→ **EXERCISE INSTRUCTIONS**
From the items below, pull out the lines starting at the one containing "print-label: Print — [56, 84, 80, 98]" and ending at the one containing "260, 556, 328]", and reproduce them character for character.

# # # #

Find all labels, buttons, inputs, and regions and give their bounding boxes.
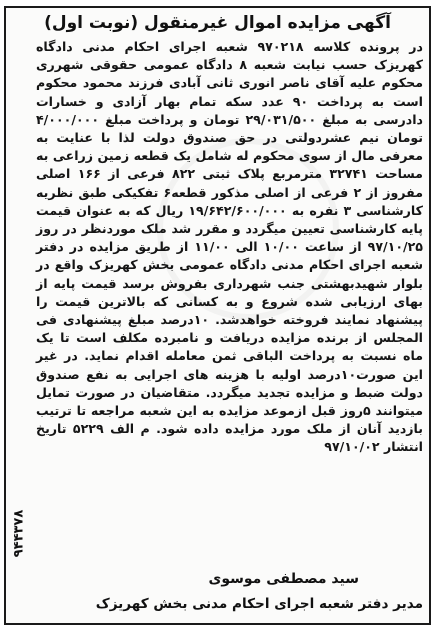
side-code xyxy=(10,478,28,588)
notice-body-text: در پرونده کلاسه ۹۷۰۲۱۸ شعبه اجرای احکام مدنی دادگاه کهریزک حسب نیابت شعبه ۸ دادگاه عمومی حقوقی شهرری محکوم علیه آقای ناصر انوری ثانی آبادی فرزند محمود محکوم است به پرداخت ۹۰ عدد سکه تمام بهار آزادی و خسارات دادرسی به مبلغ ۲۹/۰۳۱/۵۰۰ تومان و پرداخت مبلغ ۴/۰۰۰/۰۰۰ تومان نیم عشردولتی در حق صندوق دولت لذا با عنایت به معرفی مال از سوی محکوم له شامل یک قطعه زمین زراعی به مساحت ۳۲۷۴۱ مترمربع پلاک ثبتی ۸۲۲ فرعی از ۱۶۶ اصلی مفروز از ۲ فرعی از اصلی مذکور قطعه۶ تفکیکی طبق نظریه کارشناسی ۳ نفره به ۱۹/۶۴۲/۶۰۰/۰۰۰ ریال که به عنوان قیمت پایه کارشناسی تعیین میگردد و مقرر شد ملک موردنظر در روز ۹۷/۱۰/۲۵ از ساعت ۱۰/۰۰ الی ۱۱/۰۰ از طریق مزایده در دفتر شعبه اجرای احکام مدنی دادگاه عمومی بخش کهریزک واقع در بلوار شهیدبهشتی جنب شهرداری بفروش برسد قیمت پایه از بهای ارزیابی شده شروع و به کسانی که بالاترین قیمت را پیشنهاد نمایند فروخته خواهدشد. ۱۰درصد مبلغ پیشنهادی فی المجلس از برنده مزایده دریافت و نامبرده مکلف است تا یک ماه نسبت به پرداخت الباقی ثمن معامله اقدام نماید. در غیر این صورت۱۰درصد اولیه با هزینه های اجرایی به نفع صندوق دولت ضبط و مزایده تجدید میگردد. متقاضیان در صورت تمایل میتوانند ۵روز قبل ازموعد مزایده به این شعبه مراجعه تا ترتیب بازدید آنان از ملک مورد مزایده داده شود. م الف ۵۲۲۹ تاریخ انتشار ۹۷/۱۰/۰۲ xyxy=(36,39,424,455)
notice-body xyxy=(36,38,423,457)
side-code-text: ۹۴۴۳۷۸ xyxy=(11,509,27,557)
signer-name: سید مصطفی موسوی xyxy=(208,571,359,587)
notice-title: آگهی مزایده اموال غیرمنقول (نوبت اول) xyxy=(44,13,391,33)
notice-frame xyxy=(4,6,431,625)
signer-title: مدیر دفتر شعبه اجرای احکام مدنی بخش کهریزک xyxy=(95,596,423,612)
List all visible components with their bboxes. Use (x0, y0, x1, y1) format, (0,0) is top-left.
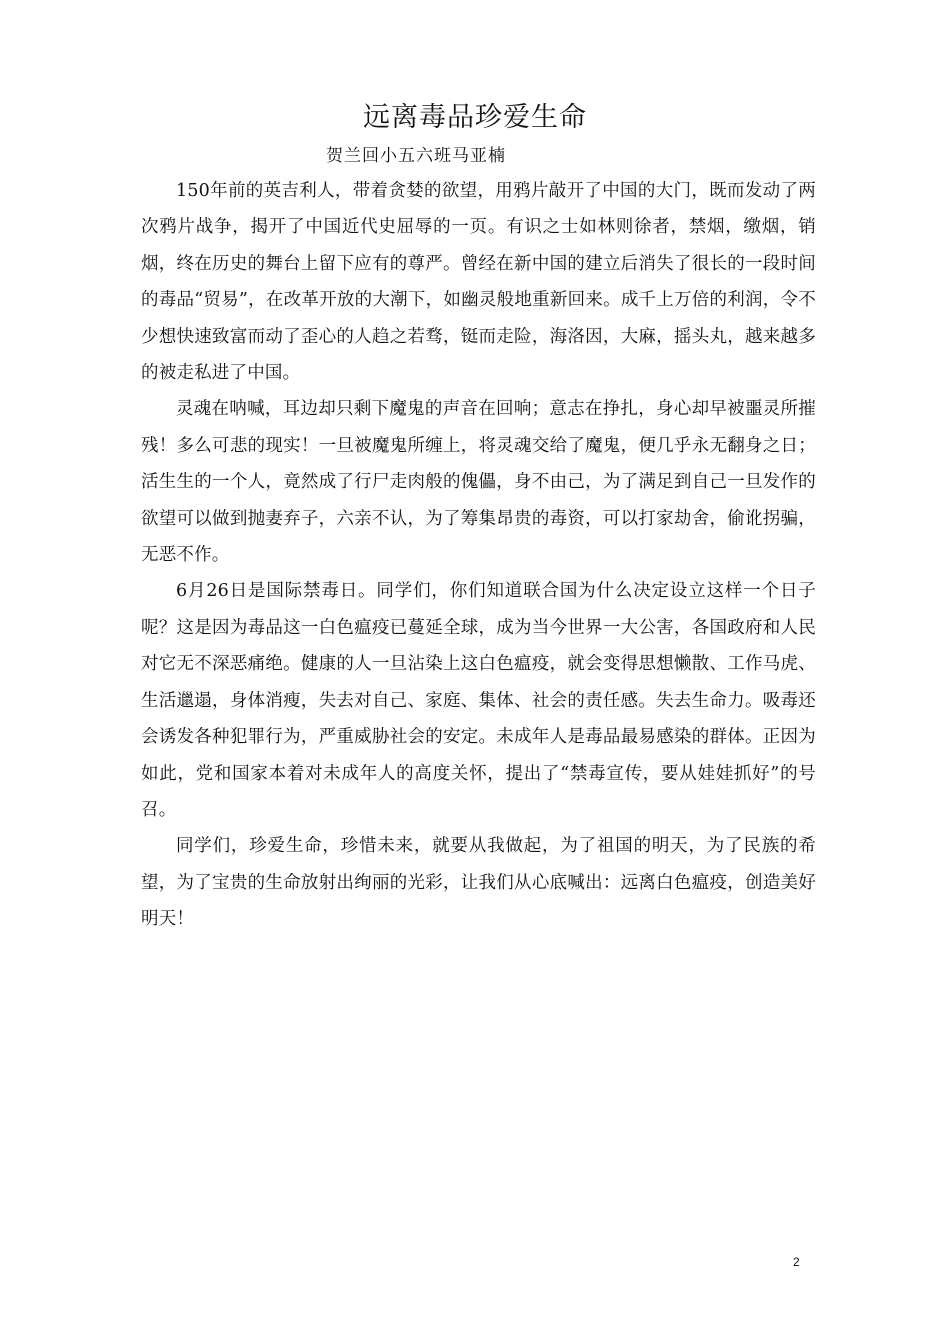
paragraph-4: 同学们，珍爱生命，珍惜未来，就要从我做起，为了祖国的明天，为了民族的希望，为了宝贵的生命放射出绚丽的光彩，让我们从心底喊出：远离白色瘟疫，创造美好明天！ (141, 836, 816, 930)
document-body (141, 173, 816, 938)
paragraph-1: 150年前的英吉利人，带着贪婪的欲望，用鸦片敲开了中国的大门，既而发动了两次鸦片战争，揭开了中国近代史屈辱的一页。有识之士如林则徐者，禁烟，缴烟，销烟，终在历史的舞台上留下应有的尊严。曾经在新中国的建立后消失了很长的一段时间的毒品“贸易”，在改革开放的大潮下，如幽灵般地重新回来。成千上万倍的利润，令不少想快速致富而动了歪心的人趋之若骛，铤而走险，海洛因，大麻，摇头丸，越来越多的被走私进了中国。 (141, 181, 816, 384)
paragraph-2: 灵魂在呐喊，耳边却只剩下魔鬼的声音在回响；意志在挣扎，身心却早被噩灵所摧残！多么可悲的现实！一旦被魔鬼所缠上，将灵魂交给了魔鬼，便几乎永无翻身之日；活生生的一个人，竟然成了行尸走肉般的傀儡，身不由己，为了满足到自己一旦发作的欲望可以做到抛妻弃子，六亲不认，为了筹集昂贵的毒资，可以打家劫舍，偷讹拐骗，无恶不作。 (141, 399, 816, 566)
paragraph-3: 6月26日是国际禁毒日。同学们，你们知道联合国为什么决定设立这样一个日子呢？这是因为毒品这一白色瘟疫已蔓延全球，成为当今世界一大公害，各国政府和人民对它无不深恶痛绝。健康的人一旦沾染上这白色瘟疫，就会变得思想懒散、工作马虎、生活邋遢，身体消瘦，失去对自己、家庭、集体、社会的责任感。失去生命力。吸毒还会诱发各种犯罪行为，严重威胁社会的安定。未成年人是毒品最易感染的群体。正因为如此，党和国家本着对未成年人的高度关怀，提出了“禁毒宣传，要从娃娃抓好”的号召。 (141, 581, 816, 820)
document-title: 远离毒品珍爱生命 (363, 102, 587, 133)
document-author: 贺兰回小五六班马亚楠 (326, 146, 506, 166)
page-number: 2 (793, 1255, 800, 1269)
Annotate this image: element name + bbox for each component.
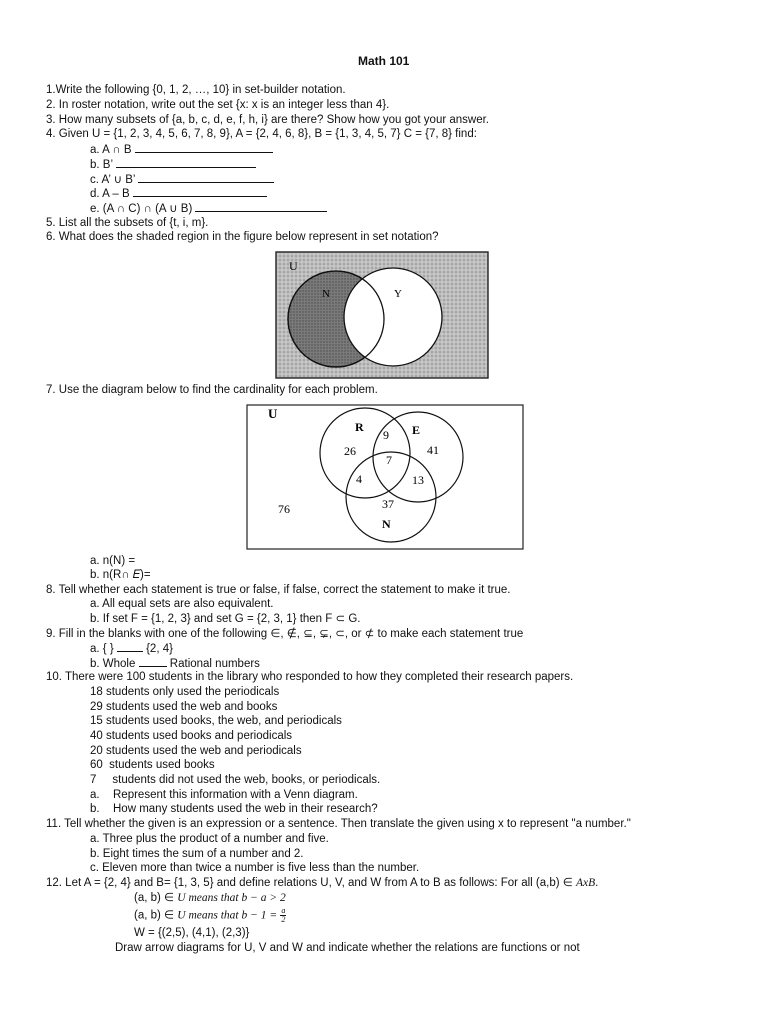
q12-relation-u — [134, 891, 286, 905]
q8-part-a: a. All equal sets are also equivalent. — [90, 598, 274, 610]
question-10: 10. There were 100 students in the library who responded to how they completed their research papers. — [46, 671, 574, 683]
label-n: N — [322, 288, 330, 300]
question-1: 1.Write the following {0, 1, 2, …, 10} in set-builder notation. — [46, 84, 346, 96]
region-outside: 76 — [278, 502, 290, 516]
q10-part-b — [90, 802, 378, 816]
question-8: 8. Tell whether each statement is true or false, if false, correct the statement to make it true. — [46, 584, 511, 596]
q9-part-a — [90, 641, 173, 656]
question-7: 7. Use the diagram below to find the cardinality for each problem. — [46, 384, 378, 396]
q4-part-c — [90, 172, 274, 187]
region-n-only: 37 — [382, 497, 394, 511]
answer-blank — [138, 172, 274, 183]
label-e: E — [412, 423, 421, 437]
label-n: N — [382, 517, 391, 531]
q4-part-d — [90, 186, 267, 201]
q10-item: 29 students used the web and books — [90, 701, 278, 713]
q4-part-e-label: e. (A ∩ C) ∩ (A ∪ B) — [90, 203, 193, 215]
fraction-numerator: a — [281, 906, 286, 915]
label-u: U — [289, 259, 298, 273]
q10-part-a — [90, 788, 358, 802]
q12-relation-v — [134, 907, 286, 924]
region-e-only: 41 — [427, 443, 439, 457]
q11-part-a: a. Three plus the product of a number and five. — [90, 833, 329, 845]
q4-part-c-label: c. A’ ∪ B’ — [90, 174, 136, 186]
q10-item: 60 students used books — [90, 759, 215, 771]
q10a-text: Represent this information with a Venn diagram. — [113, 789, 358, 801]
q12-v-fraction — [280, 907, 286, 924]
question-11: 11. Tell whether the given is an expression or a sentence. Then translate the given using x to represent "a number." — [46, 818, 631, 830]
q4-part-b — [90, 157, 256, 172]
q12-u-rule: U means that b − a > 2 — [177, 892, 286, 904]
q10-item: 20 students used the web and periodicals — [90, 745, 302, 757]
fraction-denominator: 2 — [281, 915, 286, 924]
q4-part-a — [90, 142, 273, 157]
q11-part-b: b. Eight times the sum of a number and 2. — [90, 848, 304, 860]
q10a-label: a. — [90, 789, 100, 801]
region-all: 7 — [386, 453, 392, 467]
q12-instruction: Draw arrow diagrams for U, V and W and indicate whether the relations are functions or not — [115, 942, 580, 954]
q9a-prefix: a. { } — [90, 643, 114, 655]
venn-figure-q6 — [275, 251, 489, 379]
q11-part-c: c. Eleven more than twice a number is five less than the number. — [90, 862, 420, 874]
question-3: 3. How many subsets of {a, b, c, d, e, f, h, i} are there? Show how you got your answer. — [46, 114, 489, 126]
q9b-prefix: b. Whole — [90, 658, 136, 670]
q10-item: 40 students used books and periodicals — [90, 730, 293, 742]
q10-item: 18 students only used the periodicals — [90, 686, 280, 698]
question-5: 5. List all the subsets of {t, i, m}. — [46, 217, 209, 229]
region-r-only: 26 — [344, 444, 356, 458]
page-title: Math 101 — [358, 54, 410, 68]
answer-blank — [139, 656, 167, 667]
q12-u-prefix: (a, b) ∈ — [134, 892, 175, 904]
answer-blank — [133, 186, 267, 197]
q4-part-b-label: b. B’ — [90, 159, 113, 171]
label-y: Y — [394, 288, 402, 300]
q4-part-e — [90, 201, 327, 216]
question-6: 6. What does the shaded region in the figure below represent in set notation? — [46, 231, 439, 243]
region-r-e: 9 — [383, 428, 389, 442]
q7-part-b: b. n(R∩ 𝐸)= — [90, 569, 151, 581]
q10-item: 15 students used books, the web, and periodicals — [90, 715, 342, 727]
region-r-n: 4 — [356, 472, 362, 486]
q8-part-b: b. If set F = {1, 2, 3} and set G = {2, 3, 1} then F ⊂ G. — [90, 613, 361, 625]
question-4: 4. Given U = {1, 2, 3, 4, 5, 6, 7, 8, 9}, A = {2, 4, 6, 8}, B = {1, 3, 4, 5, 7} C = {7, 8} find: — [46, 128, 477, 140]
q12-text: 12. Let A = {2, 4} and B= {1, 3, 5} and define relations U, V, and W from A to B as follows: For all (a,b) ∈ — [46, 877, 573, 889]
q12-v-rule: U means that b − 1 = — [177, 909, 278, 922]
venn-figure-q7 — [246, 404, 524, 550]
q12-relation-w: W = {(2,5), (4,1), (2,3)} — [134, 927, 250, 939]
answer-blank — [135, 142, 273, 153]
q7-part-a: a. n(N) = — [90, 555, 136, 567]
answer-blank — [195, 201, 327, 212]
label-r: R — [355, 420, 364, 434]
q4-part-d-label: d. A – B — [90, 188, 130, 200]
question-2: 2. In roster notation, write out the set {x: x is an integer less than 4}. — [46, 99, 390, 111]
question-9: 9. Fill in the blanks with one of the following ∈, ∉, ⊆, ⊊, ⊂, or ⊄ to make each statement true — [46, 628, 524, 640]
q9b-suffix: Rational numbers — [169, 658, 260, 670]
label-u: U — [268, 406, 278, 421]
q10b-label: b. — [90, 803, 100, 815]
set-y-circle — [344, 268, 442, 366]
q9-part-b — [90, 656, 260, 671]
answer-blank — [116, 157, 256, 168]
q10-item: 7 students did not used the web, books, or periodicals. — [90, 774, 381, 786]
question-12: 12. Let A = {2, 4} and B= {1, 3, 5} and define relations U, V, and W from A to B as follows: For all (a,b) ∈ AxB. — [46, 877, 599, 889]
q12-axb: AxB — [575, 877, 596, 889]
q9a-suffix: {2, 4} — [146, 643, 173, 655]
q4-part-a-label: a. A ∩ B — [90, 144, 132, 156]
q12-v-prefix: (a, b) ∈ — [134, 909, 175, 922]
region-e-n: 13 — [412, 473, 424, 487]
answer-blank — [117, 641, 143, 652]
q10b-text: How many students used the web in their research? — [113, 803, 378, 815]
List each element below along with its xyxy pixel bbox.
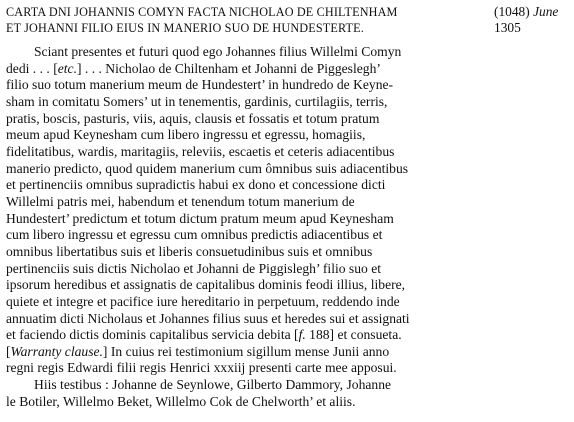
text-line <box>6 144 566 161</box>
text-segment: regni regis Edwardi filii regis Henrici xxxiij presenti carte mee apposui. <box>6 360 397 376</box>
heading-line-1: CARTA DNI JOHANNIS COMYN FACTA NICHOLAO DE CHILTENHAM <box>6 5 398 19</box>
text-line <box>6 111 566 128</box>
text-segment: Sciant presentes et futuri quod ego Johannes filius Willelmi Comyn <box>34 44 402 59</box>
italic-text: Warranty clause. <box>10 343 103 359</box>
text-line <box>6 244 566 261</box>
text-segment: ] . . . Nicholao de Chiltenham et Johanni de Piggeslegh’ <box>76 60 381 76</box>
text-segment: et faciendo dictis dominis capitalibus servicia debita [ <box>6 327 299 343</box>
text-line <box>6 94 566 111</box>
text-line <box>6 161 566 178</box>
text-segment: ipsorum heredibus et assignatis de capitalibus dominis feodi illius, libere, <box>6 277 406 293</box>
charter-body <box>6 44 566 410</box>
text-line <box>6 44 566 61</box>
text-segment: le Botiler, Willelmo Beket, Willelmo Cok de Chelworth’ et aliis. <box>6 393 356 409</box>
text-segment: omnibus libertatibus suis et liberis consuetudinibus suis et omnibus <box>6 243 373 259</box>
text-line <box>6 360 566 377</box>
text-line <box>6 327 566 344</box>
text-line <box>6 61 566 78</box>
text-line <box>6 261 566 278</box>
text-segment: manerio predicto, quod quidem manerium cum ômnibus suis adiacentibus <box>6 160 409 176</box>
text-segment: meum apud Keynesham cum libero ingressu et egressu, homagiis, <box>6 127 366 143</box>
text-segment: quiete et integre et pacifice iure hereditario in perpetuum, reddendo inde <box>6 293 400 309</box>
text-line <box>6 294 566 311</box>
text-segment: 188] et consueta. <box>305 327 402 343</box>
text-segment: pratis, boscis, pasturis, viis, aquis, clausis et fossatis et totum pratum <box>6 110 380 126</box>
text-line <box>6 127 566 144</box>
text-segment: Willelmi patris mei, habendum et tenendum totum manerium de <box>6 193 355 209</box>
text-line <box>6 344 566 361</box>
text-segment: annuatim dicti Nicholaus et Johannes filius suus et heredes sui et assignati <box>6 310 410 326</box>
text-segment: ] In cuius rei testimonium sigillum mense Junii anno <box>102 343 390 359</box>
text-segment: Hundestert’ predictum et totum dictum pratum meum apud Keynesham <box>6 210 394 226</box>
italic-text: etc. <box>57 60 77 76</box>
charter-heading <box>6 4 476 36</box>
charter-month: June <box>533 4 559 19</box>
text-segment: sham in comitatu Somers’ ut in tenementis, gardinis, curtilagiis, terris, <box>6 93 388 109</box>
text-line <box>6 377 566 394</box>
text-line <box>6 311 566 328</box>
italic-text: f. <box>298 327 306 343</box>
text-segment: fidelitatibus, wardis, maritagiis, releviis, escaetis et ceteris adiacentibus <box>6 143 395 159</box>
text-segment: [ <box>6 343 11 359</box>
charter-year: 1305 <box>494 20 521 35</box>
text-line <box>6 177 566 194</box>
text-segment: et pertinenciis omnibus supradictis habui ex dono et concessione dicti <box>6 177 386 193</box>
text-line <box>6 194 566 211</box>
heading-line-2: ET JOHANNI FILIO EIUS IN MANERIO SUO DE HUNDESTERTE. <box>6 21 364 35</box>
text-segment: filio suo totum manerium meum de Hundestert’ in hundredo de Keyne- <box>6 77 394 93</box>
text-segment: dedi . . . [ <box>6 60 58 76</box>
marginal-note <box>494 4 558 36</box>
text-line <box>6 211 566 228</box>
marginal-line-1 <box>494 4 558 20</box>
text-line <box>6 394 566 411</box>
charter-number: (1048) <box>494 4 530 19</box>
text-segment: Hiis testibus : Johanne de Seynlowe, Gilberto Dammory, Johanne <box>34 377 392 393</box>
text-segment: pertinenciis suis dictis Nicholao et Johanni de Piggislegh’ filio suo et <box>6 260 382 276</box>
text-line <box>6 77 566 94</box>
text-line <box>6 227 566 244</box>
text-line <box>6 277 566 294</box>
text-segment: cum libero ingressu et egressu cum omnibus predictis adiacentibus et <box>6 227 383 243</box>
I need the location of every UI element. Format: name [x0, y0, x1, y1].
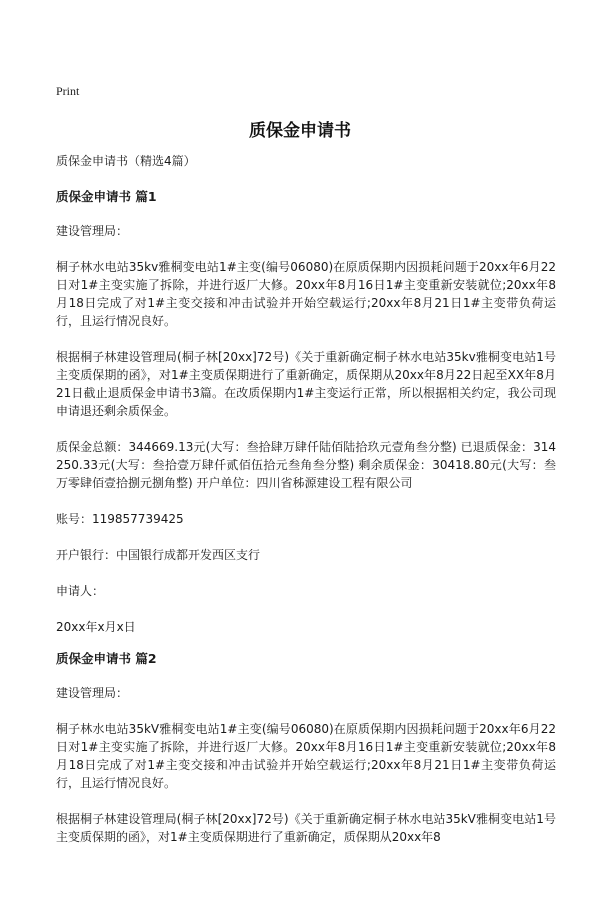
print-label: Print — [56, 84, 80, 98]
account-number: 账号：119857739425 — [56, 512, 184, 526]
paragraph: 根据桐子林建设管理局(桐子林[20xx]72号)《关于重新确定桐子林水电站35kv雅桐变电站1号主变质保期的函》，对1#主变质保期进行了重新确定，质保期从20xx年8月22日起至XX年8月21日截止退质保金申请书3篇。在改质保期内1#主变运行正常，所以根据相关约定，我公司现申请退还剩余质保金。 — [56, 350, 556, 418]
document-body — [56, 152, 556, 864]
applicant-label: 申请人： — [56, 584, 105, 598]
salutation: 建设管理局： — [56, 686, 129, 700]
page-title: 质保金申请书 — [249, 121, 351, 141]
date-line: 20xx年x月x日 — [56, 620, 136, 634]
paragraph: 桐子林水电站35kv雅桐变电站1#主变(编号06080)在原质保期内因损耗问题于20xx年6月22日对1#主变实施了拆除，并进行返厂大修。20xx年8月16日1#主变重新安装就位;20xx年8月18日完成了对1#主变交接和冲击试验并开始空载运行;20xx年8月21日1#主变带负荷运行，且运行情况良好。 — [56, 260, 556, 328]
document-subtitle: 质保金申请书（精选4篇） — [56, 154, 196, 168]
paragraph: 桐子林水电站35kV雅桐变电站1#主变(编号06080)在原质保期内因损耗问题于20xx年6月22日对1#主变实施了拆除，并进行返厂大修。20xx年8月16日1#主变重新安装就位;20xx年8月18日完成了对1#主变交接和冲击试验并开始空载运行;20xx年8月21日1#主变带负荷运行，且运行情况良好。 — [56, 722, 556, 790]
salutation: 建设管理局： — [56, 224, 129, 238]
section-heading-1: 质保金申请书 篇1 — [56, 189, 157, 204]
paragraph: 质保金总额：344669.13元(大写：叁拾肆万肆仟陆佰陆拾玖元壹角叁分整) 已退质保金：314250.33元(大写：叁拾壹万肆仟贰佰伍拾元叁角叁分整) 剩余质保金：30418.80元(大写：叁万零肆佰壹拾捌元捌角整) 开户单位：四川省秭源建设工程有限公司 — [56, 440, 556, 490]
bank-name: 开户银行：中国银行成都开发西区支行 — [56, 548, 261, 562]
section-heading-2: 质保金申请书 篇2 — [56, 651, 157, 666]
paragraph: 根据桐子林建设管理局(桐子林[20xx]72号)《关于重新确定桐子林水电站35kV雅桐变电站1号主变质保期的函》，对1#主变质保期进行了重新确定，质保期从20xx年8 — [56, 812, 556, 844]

# # # #

→ **WRITTEN SOLUTION**
print-label: Print — [56, 84, 80, 98]
account-number: 账号：119857739425 — [56, 512, 184, 526]
paragraph: 根据桐子林建设管理局(桐子林[20xx]72号)《关于重新确定桐子林水电站35kv雅桐变电站1号主变质保期的函》，对1#主变质保期进行了重新确定，质保期从20xx年8月22日起至XX年8月21日截止退质保金申请书3篇。在改质保期内1#主变运行正常，所以根据相关约定，我公司现申请退还剩余质保金。 — [56, 350, 556, 418]
document-body — [56, 152, 556, 864]
applicant-label: 申请人： — [56, 584, 105, 598]
salutation: 建设管理局： — [56, 686, 129, 700]
page-title: 质保金申请书 — [249, 121, 351, 141]
date-line: 20xx年x月x日 — [56, 620, 136, 634]
paragraph: 桐子林水电站35kv雅桐变电站1#主变(编号06080)在原质保期内因损耗问题于20xx年6月22日对1#主变实施了拆除，并进行返厂大修。20xx年8月16日1#主变重新安装就位;20xx年8月18日完成了对1#主变交接和冲击试验并开始空载运行;20xx年8月21日1#主变带负荷运行，且运行情况良好。 — [56, 260, 556, 328]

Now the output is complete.